(Stored entries)

------------

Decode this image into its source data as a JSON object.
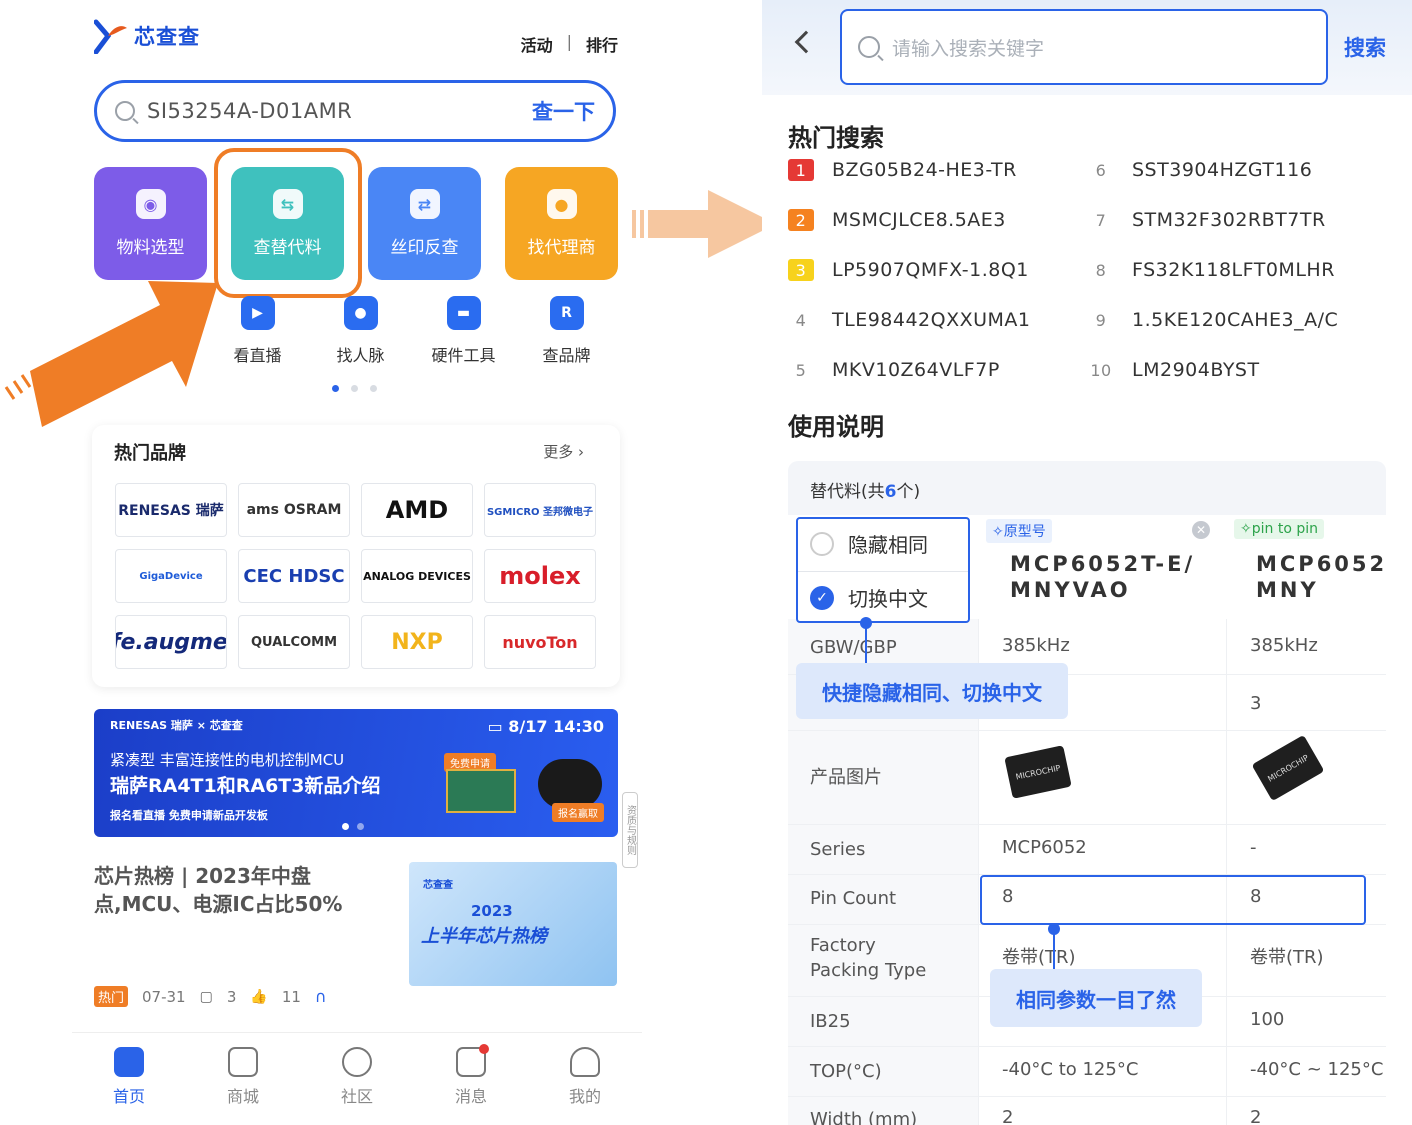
{
  "left": {
    "brand_name": "芯查查",
    "top_links": [
      "活动",
      "排行"
    ],
    "search": {
      "value": "SI53254A-D01AMR",
      "action": "查一下"
    },
    "tiles": [
      {
        "label": "物料选型",
        "icon": "material-select-icon",
        "color": "#7d5ce8"
      },
      {
        "label": "查替代料",
        "icon": "substitute-icon",
        "color": "#3fc1be",
        "highlighted": true
      },
      {
        "label": "丝印反查",
        "icon": "marking-lookup-icon",
        "color": "#4a86f5"
      },
      {
        "label": "找代理商",
        "icon": "agent-icon",
        "color": "#f6a623"
      }
    ],
    "small_items": [
      {
        "label": "看直播",
        "icon": "live-icon"
      },
      {
        "label": "找人脉",
        "icon": "contacts-icon"
      },
      {
        "label": "硬件工具",
        "icon": "toolbox-icon"
      },
      {
        "label": "查品牌",
        "icon": "brand-icon"
      }
    ],
    "brands": {
      "title": "热门品牌",
      "more": "更多",
      "items": [
        {
          "name": "RENESAS 瑞萨",
          "cls": "b-renesas"
        },
        {
          "name": "ams OSRAM",
          "cls": "b-osram"
        },
        {
          "name": "AMD",
          "cls": "b-amd"
        },
        {
          "name": "SGMICRO 圣邦微电子",
          "cls": "b-sgmicro"
        },
        {
          "name": "GigaDevice",
          "cls": "b-giga"
        },
        {
          "name": "CEC HDSC",
          "cls": "b-hdsc"
        },
        {
          "name": "ANALOG DEVICES",
          "cls": "b-adi"
        },
        {
          "name": "molex",
          "cls": "b-molex"
        },
        {
          "name": "ST life.augmented",
          "cls": "b-st"
        },
        {
          "name": "QUALCOMM",
          "cls": "b-qualcomm"
        },
        {
          "name": "NXP",
          "cls": "b-nxp"
        },
        {
          "name": "nuvoTon",
          "cls": "b-nuvoton"
        }
      ]
    },
    "banner": {
      "logos": "RENESAS 瑞萨 × 芯查查",
      "date": "8/17 14:30",
      "subtitle": "紧凑型 丰富连接性的电机控制MCU",
      "title": "瑞萨RA4T1和RA6T3新品介绍",
      "tagline": "报名看直播 免费申请新品开发板",
      "free_badge": "免费申请",
      "grab_badge": "报名赢取"
    },
    "side_tab": "资质与规则",
    "article": {
      "title": "芯片热榜 | 2023年中盘点,MCU、电源IC占比50%",
      "thumb_brand": "芯查查",
      "thumb_year": "2023",
      "thumb_title": "上半年芯片热榜",
      "badge": "热门",
      "date": "07-31",
      "comments": "3",
      "likes": "11"
    },
    "tabbar": [
      {
        "label": "首页",
        "icon": "home-icon",
        "active": true
      },
      {
        "label": "商城",
        "icon": "shop-icon"
      },
      {
        "label": "社区",
        "icon": "community-icon"
      },
      {
        "label": "消息",
        "icon": "message-icon",
        "badge": true
      },
      {
        "label": "我的",
        "icon": "profile-icon"
      }
    ]
  },
  "right": {
    "search": {
      "placeholder": "请输入搜索关键字",
      "button": "搜索"
    },
    "hot_title": "热门搜索",
    "hot": [
      {
        "rank": "1",
        "part": "BZG05B24-HE3-TR"
      },
      {
        "rank": "2",
        "part": "MSMCJLCE8.5AE3"
      },
      {
        "rank": "3",
        "part": "LP5907QMFX-1.8Q1"
      },
      {
        "rank": "4",
        "part": "TLE98442QXXUMA1"
      },
      {
        "rank": "5",
        "part": "MKV10Z64VLF7P"
      },
      {
        "rank": "6",
        "part": "SST3904HZGT116"
      },
      {
        "rank": "7",
        "part": "STM32F302RBT7TR"
      },
      {
        "rank": "8",
        "part": "FS32K118LFT0MLHR"
      },
      {
        "rank": "9",
        "part": "1.5KE120CAHE3_A/C"
      },
      {
        "rank": "10",
        "part": "LM2904BYST"
      }
    ],
    "usage_title": "使用说明",
    "compare": {
      "header_prefix": "替代料(共",
      "header_count": "6",
      "header_suffix": "个)",
      "opt_hide": "隐藏相同",
      "opt_cn": "切换中文",
      "col_b": {
        "tag": "原型号",
        "model": "MCP6052T-E/ MNYVAO"
      },
      "col_c": {
        "tag": "pin to pin",
        "model": "MCP6052 MNY"
      },
      "rows": [
        {
          "label": "GBW/GBP",
          "b": "385kHz",
          "c": "385kHz"
        },
        {
          "label": "",
          "b": "",
          "c": "3"
        },
        {
          "label": "产品图片",
          "b": "",
          "c": ""
        },
        {
          "label": "Series",
          "b": "MCP6052",
          "c": "-"
        },
        {
          "label": "Pin Count",
          "b": "8",
          "c": "8"
        },
        {
          "label": "Factory Packing Type",
          "b": "卷带(TR)",
          "c": "卷带(TR)"
        },
        {
          "label": "IB25",
          "b": "",
          "c": "100"
        },
        {
          "label": "TOP(°C)",
          "b": "-40°C to 125°C",
          "c": "-40°C ~ 125°C"
        },
        {
          "label": "Width (mm)",
          "b": "2",
          "c": "2"
        }
      ],
      "chip_b": "MICROCHIP",
      "chip_c": "MICROCHIP",
      "tip1": "快捷隐藏相同、切换中文",
      "tip2": "相同参数一目了然"
    }
  },
  "colors": {
    "accent": "#2a63e8",
    "highlight": "#ef7d26",
    "arrow": "#f6c7a0"
  }
}
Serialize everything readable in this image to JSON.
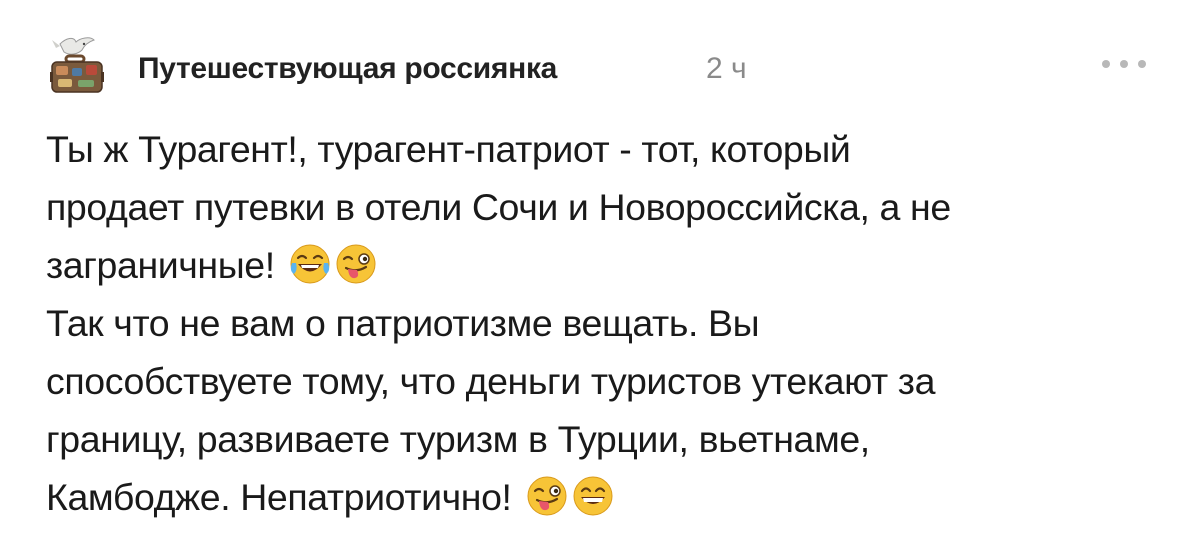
{
  "comment": {
    "author": "Путешествующая россиянка",
    "time": "2 ч",
    "avatar_icon": "dove-suitcase-avatar",
    "more_icon": "more-dots-icon",
    "lines": [
      "Ты ж Турагент!, турагент-патриот - тот, который",
      "продает путевки в отели Сочи и Новороссийска, а не",
      "заграничные!",
      "Так что не вам о патриотизме вещать. Вы",
      "способствуете тому, что деньги туристов утекают за",
      "границу, развиваете туризм в Турции, вьетнаме,",
      "Камбодже. Непатриотично!"
    ],
    "emojis": {
      "line3": [
        "laughing-tears-emoji",
        "winking-tongue-emoji"
      ],
      "line7": [
        "winking-tongue-emoji",
        "grinning-emoji"
      ]
    }
  },
  "colors": {
    "text": "#1a1a1a",
    "muted": "#8a8a8a",
    "dots": "#b8b8b8",
    "emoji_yellow": "#f7c437"
  }
}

------------

Reproduce the full listing above verbatim, with no pictures included.

Decode this image into its source data as a JSON object.
{
  "left": {
    "brand_name": "芯查查",
    "top_links": [
      "活动",
      "排行"
    ],
    "search": {
      "value": "SI53254A-D01AMR",
      "action": "查一下"
    },
    "tiles": [
      {
        "label": "物料选型",
        "icon": "material-select-icon",
        "color": "#7d5ce8"
      },
      {
        "label": "查替代料",
        "icon": "substitute-icon",
        "color": "#3fc1be",
        "highlighted": true
      },
      {
        "label": "丝印反查",
        "icon": "marking-lookup-icon",
        "color": "#4a86f5"
      },
      {
        "label": "找代理商",
        "icon": "agent-icon",
        "color": "#f6a623"
      }
    ],
    "small_items": [
      {
        "label": "看直播",
        "icon": "live-icon"
      },
      {
        "label": "找人脉",
        "icon": "contacts-icon"
      },
      {
        "label": "硬件工具",
        "icon": "toolbox-icon"
      },
      {
        "label": "查品牌",
        "icon": "brand-icon"
      }
    ],
    "brands": {
      "title": "热门品牌",
      "more": "更多",
      "items": [
        {
          "name": "RENESAS 瑞萨",
          "cls": "b-renesas"
        },
        {
          "name": "ams OSRAM",
          "cls": "b-osram"
        },
        {
          "name": "AMD",
          "cls": "b-amd"
        },
        {
          "name": "SGMICRO 圣邦微电子",
          "cls": "b-sgmicro"
        },
        {
          "name": "GigaDevice",
          "cls": "b-giga"
        },
        {
          "name": "CEC HDSC",
          "cls": "b-hdsc"
        },
        {
          "name": "ANALOG DEVICES",
          "cls": "b-adi"
        },
        {
          "name": "molex",
          "cls": "b-molex"
        },
        {
          "name": "ST life.augmented",
          "cls": "b-st"
        },
        {
          "name": "QUALCOMM",
          "cls": "b-qualcomm"
        },
        {
          "name": "NXP",
          "cls": "b-nxp"
        },
        {
          "name": "nuvoTon",
          "cls": "b-nuvoton"
        }
      ]
    },
    "banner": {
      "logos": "RENESAS 瑞萨 × 芯查查",
      "date": "8/17 14:30",
      "subtitle": "紧凑型 丰富连接性的电机控制MCU",
      "title": "瑞萨RA4T1和RA6T3新品介绍",
      "tagline": "报名看直播 免费申请新品开发板",
      "free_badge": "免费申请",
      "grab_badge": "报名赢取"
    },
    "side_tab": "资质与规则",
    "article": {
      "title": "芯片热榜 | 2023年中盘点,MCU、电源IC占比50%",
      "thumb_brand": "芯查查",
      "thumb_year": "2023",
      "thumb_title": "上半年芯片热榜",
      "badge": "热门",
      "date": "07-31",
      "comments": "3",
      "likes": "11"
    },
    "tabbar": [
      {
        "label": "首页",
        "icon": "home-icon",
        "active": true
      },
      {
        "label": "商城",
        "icon": "shop-icon"
      },
      {
        "label": "社区",
        "icon": "community-icon"
      },
      {
        "label": "消息",
        "icon": "message-icon",
        "badge": true
      },
      {
        "label": "我的",
        "icon": "profile-icon"
      }
    ]
  },
  "right": {
    "search": {
      "placeholder": "请输入搜索关键字",
      "button": "搜索"
    },
    "hot_title": "热门搜索",
    "hot": [
      {
        "rank": "1",
        "part": "BZG05B24-HE3-TR"
      },
      {
        "rank": "2",
        "part": "MSMCJLCE8.5AE3"
      },
      {
        "rank": "3",
        "part": "LP5907QMFX-1.8Q1"
      },
      {
        "rank": "4",
        "part": "TLE98442QXXUMA1"
      },
      {
        "rank": "5",
        "part": "MKV10Z64VLF7P"
      },
      {
        "rank": "6",
        "part": "SST3904HZGT116"
      },
      {
        "rank": "7",
        "part": "STM32F302RBT7TR"
      },
      {
        "rank": "8",
        "part": "FS32K118LFT0MLHR"
      },
      {
        "rank": "9",
        "part": "1.5KE120CAHE3_A/C"
      },
      {
        "rank": "10",
        "part": "LM2904BYST"
      }
    ],
    "usage_title": "使用说明",
    "compare": {
      "header_prefix": "替代料(共",
      "header_count": "6",
      "header_suffix": "个)",
      "opt_hide": "隐藏相同",
      "opt_cn": "切换中文",
      "col_b": {
        "tag": "原型号",
        "model": "MCP6052T-E/ MNYVAO"
      },
      "col_c": {
        "tag": "pin to pin",
        "model": "MCP6052 MNY"
      },
      "rows": [
        {
          "label": "GBW/GBP",
          "b": "385kHz",
          "c": "385kHz"
        },
        {
          "label": "",
          "b": "",
          "c": "3"
        },
        {
          "label": "产品图片",
          "b": "",
          "c": ""
        },
        {
          "label": "Series",
          "b": "MCP6052",
          "c": "-"
        },
        {
          "label": "Pin Count",
          "b": "8",
          "c": "8"
        },
        {
          "label": "Factory Packing Type",
          "b": "卷带(TR)",
          "c": "卷带(TR)"
        },
        {
          "label": "IB25",
          "b": "",
          "c": "100"
        },
        {
          "label": "TOP(°C)",
          "b": "-40°C to 125°C",
          "c": "-40°C ~ 125°C"
        },
        {
          "label": "Width (mm)",
          "b": "2",
          "c": "2"
        }
      ],
      "chip_b": "MICROCHIP",
      "chip_c": "MICROCHIP",
      "tip1": "快捷隐藏相同、切换中文",
      "tip2": "相同参数一目了然"
    }
  },
  "colors": {
    "accent": "#2a63e8",
    "highlight": "#ef7d26",
    "arrow": "#f6c7a0"
  }
}
Serialize everything readable in this image to JSON.
{
  "comment": {
    "author": "Путешествующая россиянка",
    "time": "2 ч",
    "avatar_icon": "dove-suitcase-avatar",
    "more_icon": "more-dots-icon",
    "lines": [
      "Ты ж Турагент!, турагент-патриот - тот, который",
      "продает путевки в отели Сочи и Новороссийска, а не",
      "заграничные!",
      "Так что не вам о патриотизме вещать. Вы",
      "способствуете тому, что деньги туристов утекают за",
      "границу, развиваете туризм в Турции, вьетнаме,",
      "Камбодже. Непатриотично!"
    ],
    "emojis": {
      "line3": [
        "laughing-tears-emoji",
        "winking-tongue-emoji"
      ],
      "line7": [
        "winking-tongue-emoji",
        "grinning-emoji"
      ]
    }
  },
  "colors": {
    "text": "#1a1a1a",
    "muted": "#8a8a8a",
    "dots": "#b8b8b8",
    "emoji_yellow": "#f7c437"
  }
}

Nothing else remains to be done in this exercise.